PROBLEM TO WORK ON: Your task is to copy every record exactly.

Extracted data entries

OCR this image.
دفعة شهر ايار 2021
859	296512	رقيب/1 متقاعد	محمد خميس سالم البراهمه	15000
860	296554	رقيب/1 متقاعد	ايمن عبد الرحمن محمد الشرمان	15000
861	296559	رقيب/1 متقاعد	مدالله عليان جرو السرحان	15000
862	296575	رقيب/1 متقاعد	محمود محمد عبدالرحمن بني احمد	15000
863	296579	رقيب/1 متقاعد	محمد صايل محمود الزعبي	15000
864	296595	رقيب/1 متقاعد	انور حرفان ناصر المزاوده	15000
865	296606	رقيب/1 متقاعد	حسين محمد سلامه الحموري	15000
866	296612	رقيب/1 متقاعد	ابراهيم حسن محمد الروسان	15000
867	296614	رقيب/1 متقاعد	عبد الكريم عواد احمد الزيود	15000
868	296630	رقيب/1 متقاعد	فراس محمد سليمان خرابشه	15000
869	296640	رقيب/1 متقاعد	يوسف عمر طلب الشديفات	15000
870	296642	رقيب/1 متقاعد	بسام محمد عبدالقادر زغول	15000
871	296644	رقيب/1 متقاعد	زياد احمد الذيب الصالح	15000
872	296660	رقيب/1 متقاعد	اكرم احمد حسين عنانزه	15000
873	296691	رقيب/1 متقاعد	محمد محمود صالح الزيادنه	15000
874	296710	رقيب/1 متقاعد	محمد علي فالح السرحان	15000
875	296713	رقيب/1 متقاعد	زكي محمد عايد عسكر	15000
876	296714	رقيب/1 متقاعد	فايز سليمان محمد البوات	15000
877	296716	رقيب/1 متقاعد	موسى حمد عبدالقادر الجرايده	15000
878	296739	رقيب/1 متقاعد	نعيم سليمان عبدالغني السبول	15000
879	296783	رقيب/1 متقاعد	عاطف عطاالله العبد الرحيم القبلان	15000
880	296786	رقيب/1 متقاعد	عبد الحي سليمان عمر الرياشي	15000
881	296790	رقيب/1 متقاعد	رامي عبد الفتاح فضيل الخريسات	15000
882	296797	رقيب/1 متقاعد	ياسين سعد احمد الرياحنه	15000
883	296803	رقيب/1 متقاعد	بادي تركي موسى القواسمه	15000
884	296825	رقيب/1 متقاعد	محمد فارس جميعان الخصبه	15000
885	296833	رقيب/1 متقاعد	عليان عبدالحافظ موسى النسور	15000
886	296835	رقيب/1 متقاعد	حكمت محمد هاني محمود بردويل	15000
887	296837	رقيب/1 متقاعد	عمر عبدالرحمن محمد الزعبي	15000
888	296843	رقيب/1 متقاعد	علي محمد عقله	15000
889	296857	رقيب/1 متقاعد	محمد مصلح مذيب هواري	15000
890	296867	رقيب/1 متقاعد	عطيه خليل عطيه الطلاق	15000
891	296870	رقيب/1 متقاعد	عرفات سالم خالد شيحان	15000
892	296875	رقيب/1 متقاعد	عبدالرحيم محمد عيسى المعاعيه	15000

EXERCISE RESULT:
OCR this image.
دفعة شهر ايار 2021
859	296512	رقيب/1 متقاعد	محمد خميس سالم البراهمه	15000
860	296554	رقيب/1 متقاعد	ايمن عبد الرحمن محمد الشرمان	15000
861	296559	رقيب/1 متقاعد	مدالله عليان جرو السرحان	15000
862	296575	رقيب/1 متقاعد	محمود محمد عبدالرحمن بني احمد	15000
863	296579	رقيب/1 متقاعد	محمد صايل محمود الزعبي	15000
864	296595	رقيب/1 متقاعد	انور حرفان ناصر المزاوده	15000
865	296606	رقيب/1 متقاعد	حسين محمد سلامه الحموري	15000
866	296612	رقيب/1 متقاعد	ابراهيم حسن محمد الروسان	15000
867	296614	رقيب/1 متقاعد	عبد الكريم عواد احمد الزيود	15000
868	296630	رقيب/1 متقاعد	فراس محمد سليمان خرابشه	15000
869	296640	رقيب/1 متقاعد	يوسف عمر طلب الشديفات	15000
870	296642	رقيب/1 متقاعد	بسام محمد عبدالقادر زغول	15000
871	296644	رقيب/1 متقاعد	زياد احمد الذيب الصالح	15000
872	296660	رقيب/1 متقاعد	اكرم احمد حسين عنانزه	15000
873	296691	رقيب/1 متقاعد	محمد محمود صالح الزيادنه	15000
874	296710	رقيب/1 متقاعد	محمد علي فالح السرحان	15000
875	296713	رقيب/1 متقاعد	زكي محمد عايد عسكر	15000
876	296714	رقيب/1 متقاعد	فايز سليمان محمد البوات	15000
877	296716	رقيب/1 متقاعد	موسى حمد عبدالقادر الجرايده	15000
878	296739	رقيب/1 متقاعد	نعيم سليمان عبدالغني السبول	15000
879	296783	رقيب/1 متقاعد	عاطف عطاالله العبد الرحيم القبلان	15000
880	296786	رقيب/1 متقاعد	عبد الحي سليمان عمر الرياشي	15000
881	296790	رقيب/1 متقاعد	رامي عبد الفتاح فضيل الخريسات	15000
882	296797	رقيب/1 متقاعد	ياسين سعد احمد الرياحنه	15000
883	296803	رقيب/1 متقاعد	بادي تركي موسى القواسمه	15000
884	296825	رقيب/1 متقاعد	محمد فارس جميعان الخصبه	15000
885	296833	رقيب/1 متقاعد	عليان عبدالحافظ موسى النسور	15000
886	296835	رقيب/1 متقاعد	حكمت محمد هاني محمود بردويل	15000
887	296837	رقيب/1 متقاعد	عمر عبدالرحمن محمد الزعبي	15000
888	296843	رقيب/1 متقاعد	علي محمد عقله	15000
889	296857	رقيب/1 متقاعد	محمد مصلح مذيب هواري	15000
890	296867	رقيب/1 متقاعد	عطيه خليل عطيه الطلاق	15000
891	296870	رقيب/1 متقاعد	عرفات سالم خالد شيحان	15000
892	296875	رقيب/1 متقاعد	عبدالرحيم محمد عيسى المعاعيه	15000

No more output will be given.